[Rows from a dataset]

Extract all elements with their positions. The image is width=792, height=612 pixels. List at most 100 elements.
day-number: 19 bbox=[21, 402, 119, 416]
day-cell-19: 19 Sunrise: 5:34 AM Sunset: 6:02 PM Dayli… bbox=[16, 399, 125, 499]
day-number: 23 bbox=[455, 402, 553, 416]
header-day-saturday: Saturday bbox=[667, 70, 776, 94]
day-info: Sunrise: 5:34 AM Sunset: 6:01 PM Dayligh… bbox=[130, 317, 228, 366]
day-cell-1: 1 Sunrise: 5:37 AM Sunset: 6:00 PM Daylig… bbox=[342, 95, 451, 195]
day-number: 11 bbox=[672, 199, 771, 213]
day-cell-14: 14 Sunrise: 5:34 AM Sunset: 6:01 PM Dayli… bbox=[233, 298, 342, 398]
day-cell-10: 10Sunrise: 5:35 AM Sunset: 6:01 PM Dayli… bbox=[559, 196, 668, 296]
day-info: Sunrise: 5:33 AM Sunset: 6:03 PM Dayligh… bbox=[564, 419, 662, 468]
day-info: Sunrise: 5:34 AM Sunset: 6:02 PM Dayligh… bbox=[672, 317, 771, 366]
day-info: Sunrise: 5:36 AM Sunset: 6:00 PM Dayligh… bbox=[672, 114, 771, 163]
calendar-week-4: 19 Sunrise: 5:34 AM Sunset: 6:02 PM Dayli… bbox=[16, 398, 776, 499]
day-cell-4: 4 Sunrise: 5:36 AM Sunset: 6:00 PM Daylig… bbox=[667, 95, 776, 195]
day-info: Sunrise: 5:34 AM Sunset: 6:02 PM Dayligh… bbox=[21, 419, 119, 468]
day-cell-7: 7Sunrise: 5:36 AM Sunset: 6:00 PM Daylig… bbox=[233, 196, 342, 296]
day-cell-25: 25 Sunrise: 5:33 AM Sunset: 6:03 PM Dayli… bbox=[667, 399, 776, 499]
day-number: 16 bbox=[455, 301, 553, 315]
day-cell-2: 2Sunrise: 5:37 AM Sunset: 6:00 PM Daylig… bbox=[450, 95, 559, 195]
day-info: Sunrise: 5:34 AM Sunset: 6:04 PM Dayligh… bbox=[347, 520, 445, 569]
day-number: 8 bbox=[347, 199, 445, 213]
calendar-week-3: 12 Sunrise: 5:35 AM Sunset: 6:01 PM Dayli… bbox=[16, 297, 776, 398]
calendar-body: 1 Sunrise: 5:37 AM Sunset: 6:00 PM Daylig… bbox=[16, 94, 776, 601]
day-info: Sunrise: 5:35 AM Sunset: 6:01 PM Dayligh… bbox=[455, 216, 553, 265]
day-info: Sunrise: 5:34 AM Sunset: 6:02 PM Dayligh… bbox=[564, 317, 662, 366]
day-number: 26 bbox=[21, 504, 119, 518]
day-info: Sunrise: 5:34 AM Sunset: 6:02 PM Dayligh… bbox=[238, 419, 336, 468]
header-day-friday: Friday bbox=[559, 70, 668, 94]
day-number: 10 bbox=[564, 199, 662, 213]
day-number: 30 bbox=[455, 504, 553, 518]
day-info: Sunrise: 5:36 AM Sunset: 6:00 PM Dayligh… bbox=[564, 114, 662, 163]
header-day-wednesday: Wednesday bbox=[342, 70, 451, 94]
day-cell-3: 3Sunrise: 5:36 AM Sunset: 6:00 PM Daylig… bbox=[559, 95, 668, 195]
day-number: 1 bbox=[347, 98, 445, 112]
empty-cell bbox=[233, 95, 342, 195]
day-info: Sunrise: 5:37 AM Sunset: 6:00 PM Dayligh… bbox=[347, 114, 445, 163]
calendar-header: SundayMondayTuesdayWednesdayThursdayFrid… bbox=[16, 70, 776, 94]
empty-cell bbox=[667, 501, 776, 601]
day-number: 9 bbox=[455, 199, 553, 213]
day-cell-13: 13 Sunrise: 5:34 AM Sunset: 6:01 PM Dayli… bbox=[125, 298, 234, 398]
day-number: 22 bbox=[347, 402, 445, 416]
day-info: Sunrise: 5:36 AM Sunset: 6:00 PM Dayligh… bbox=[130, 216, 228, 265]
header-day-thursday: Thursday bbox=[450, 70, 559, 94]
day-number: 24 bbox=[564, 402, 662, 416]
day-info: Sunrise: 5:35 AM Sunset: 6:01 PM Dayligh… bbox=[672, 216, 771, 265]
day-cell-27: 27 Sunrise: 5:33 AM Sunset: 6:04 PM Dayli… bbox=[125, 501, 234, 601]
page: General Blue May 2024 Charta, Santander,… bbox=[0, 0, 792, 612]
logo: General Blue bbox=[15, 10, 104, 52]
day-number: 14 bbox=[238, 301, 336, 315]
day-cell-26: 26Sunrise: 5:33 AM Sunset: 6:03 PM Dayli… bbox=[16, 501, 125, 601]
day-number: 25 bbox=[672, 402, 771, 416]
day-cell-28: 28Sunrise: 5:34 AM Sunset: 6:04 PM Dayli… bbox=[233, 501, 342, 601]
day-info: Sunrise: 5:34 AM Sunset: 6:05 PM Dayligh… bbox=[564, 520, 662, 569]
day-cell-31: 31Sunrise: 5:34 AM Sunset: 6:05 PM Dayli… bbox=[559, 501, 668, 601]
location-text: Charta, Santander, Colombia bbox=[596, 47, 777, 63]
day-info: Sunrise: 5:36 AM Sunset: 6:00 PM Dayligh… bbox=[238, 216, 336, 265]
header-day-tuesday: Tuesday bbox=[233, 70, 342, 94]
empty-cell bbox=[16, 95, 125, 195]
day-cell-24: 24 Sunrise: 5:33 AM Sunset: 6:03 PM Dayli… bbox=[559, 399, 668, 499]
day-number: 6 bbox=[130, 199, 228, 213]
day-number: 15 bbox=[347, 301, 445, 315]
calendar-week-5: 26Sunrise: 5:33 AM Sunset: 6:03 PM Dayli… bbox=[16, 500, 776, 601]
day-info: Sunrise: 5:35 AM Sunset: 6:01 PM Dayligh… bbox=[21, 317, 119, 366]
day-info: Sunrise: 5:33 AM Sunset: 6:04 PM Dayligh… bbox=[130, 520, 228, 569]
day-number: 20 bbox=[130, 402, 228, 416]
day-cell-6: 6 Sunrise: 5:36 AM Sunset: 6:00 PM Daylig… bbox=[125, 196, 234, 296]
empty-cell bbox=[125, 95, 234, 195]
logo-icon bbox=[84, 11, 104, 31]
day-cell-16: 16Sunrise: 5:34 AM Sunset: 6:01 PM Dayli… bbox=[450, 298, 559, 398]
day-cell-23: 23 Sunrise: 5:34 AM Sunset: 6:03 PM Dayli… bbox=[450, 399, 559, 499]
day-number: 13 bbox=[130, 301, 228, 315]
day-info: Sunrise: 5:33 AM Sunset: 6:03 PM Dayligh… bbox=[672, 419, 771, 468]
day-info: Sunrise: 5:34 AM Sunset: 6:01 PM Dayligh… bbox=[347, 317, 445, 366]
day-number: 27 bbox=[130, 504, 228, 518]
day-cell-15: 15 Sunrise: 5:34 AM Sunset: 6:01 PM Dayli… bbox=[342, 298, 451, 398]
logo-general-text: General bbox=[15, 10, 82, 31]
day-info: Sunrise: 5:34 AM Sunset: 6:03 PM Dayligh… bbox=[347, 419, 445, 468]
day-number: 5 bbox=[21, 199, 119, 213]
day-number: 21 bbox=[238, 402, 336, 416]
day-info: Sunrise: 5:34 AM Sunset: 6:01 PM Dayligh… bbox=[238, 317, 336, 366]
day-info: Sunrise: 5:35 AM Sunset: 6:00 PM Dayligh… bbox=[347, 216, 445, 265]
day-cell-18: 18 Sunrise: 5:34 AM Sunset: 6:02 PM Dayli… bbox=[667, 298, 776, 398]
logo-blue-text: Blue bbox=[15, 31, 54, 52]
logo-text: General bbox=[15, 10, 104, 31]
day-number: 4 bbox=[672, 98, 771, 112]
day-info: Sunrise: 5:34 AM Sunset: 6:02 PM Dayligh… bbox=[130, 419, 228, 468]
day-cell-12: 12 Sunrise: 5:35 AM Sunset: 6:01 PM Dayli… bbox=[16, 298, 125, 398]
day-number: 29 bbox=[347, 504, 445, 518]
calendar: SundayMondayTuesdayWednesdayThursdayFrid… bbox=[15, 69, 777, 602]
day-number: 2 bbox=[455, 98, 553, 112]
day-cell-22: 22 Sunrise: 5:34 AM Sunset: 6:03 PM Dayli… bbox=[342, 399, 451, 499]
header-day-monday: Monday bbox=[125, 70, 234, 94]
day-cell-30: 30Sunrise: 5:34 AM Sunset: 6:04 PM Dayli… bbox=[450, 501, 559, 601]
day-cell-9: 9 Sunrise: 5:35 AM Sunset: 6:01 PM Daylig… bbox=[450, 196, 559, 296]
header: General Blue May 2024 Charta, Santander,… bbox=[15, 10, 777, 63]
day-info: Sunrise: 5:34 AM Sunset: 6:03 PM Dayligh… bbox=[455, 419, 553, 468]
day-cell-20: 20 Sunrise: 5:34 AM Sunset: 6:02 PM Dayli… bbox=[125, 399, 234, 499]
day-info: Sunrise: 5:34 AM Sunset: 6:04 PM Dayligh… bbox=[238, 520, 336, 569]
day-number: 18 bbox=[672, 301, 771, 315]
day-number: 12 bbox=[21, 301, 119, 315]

◆ **Aim**: Take the stretch from the first line through the one containing "header-day-saturday: Saturday bbox=[667, 70, 776, 94]", change each "day-number" to "date-number", and write out only those lines with nothing else altered.

◆ **Correct answer**:
Extract all elements with their positions. The image is width=792, height=612 pixels. List at most 100 elements.
date-number: 19 bbox=[21, 402, 119, 416]
day-cell-19: 19 Sunrise: 5:34 AM Sunset: 6:02 PM Dayli… bbox=[16, 399, 125, 499]
date-number: 23 bbox=[455, 402, 553, 416]
header-day-saturday: Saturday bbox=[667, 70, 776, 94]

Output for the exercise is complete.